PROBLEM REQUIREMENTS: In the lines below, swap every "side-tube" for "rail-tube" and leave the rest untouched.
★ ★ ★ ★
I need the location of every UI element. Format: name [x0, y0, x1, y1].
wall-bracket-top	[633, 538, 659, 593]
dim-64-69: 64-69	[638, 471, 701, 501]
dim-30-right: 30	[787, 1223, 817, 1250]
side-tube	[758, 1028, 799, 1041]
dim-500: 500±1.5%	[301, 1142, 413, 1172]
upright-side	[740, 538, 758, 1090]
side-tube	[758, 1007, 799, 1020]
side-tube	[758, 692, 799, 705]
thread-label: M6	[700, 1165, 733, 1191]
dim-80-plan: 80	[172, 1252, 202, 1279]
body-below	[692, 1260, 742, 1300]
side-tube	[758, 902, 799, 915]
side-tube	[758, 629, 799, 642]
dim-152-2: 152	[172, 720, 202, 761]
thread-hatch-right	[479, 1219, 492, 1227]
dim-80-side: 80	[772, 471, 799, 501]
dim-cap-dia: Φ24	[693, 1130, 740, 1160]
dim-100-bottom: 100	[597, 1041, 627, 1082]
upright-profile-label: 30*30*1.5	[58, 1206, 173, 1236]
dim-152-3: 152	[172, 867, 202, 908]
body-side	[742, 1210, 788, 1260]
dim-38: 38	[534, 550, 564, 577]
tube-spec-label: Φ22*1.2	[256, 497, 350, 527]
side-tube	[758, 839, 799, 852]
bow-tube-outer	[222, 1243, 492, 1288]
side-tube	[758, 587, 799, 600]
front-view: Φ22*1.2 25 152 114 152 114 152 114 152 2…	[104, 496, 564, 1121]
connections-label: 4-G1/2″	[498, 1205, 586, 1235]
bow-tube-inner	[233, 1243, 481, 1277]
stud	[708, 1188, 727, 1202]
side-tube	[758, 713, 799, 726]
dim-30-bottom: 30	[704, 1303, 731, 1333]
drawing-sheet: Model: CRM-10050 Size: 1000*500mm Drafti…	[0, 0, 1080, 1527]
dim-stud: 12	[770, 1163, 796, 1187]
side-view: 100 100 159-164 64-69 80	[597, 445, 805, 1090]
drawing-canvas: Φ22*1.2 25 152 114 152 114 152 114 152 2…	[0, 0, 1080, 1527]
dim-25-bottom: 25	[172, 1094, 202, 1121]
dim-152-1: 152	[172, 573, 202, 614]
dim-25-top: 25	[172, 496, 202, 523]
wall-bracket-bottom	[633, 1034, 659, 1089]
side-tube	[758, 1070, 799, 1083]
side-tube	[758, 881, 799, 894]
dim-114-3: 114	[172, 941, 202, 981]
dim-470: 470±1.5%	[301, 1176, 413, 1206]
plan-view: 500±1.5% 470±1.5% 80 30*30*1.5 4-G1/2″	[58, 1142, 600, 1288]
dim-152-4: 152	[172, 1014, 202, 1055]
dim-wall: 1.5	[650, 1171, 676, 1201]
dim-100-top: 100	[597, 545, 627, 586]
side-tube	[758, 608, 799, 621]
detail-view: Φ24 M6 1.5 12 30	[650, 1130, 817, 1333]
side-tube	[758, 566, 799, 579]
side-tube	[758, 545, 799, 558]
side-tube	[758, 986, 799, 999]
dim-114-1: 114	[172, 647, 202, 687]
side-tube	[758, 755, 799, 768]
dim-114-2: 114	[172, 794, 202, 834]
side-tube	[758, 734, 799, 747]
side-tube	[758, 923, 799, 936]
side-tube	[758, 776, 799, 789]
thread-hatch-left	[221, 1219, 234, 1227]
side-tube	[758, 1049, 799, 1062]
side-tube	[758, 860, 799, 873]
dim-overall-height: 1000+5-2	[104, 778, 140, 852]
★ ★ ★ ★
EXERCISE OUTPUT:
I need the location of every UI element. Format: name [x0, y0, x1, y1].
wall-bracket-top	[633, 538, 659, 593]
dim-64-69: 64-69	[638, 471, 701, 501]
dim-30-right: 30	[787, 1223, 817, 1250]
rail-tube	[758, 1028, 799, 1041]
dim-500: 500±1.5%	[301, 1142, 413, 1172]
upright-side	[740, 538, 758, 1090]
rail-tube	[758, 1007, 799, 1020]
rail-tube	[758, 692, 799, 705]
thread-label: M6	[700, 1165, 733, 1191]
dim-80-plan: 80	[172, 1252, 202, 1279]
body-below	[692, 1260, 742, 1300]
rail-tube	[758, 902, 799, 915]
rail-tube	[758, 629, 799, 642]
dim-152-2: 152	[172, 720, 202, 761]
thread-hatch-right	[479, 1219, 492, 1227]
dim-80-side: 80	[772, 471, 799, 501]
dim-cap-dia: Φ24	[693, 1130, 740, 1160]
dim-100-bottom: 100	[597, 1041, 627, 1082]
upright-profile-label: 30*30*1.5	[58, 1206, 173, 1236]
dim-152-3: 152	[172, 867, 202, 908]
body-side	[742, 1210, 788, 1260]
dim-38: 38	[534, 550, 564, 577]
tube-spec-label: Φ22*1.2	[256, 497, 350, 527]
rail-tube	[758, 839, 799, 852]
bow-tube-outer	[222, 1243, 492, 1288]
rail-tube	[758, 587, 799, 600]
front-view: Φ22*1.2 25 152 114 152 114 152 114 152 2…	[104, 496, 564, 1121]
connections-label: 4-G1/2″	[498, 1205, 586, 1235]
bow-tube-inner	[233, 1243, 481, 1277]
stud	[708, 1188, 727, 1202]
rail-tube	[758, 713, 799, 726]
dim-30-bottom: 30	[704, 1303, 731, 1333]
drawing-sheet: Model: CRM-10050 Size: 1000*500mm Drafti…	[0, 0, 1080, 1527]
dim-stud: 12	[770, 1163, 796, 1187]
side-view: 100 100 159-164 64-69 80	[597, 445, 805, 1090]
drawing-canvas: Φ22*1.2 25 152 114 152 114 152 114 152 2…	[0, 0, 1080, 1527]
dim-25-bottom: 25	[172, 1094, 202, 1121]
dim-152-1: 152	[172, 573, 202, 614]
dim-25-top: 25	[172, 496, 202, 523]
wall-bracket-bottom	[633, 1034, 659, 1089]
rail-tube	[758, 1070, 799, 1083]
rail-tube	[758, 881, 799, 894]
dim-114-3: 114	[172, 941, 202, 981]
dim-470: 470±1.5%	[301, 1176, 413, 1206]
plan-view: 500±1.5% 470±1.5% 80 30*30*1.5 4-G1/2″	[58, 1142, 600, 1288]
dim-152-4: 152	[172, 1014, 202, 1055]
dim-wall: 1.5	[650, 1171, 676, 1201]
dim-100-top: 100	[597, 545, 627, 586]
rail-tube	[758, 608, 799, 621]
detail-view: Φ24 M6 1.5 12 30	[650, 1130, 817, 1333]
rail-tube	[758, 566, 799, 579]
rail-tube	[758, 545, 799, 558]
rail-tube	[758, 986, 799, 999]
dim-114-1: 114	[172, 647, 202, 687]
rail-tube	[758, 755, 799, 768]
dim-114-2: 114	[172, 794, 202, 834]
rail-tube	[758, 734, 799, 747]
rail-tube	[758, 923, 799, 936]
rail-tube	[758, 776, 799, 789]
thread-hatch-left	[221, 1219, 234, 1227]
rail-tube	[758, 1049, 799, 1062]
rail-tube	[758, 860, 799, 873]
dim-overall-height: 1000+5-2	[104, 778, 140, 852]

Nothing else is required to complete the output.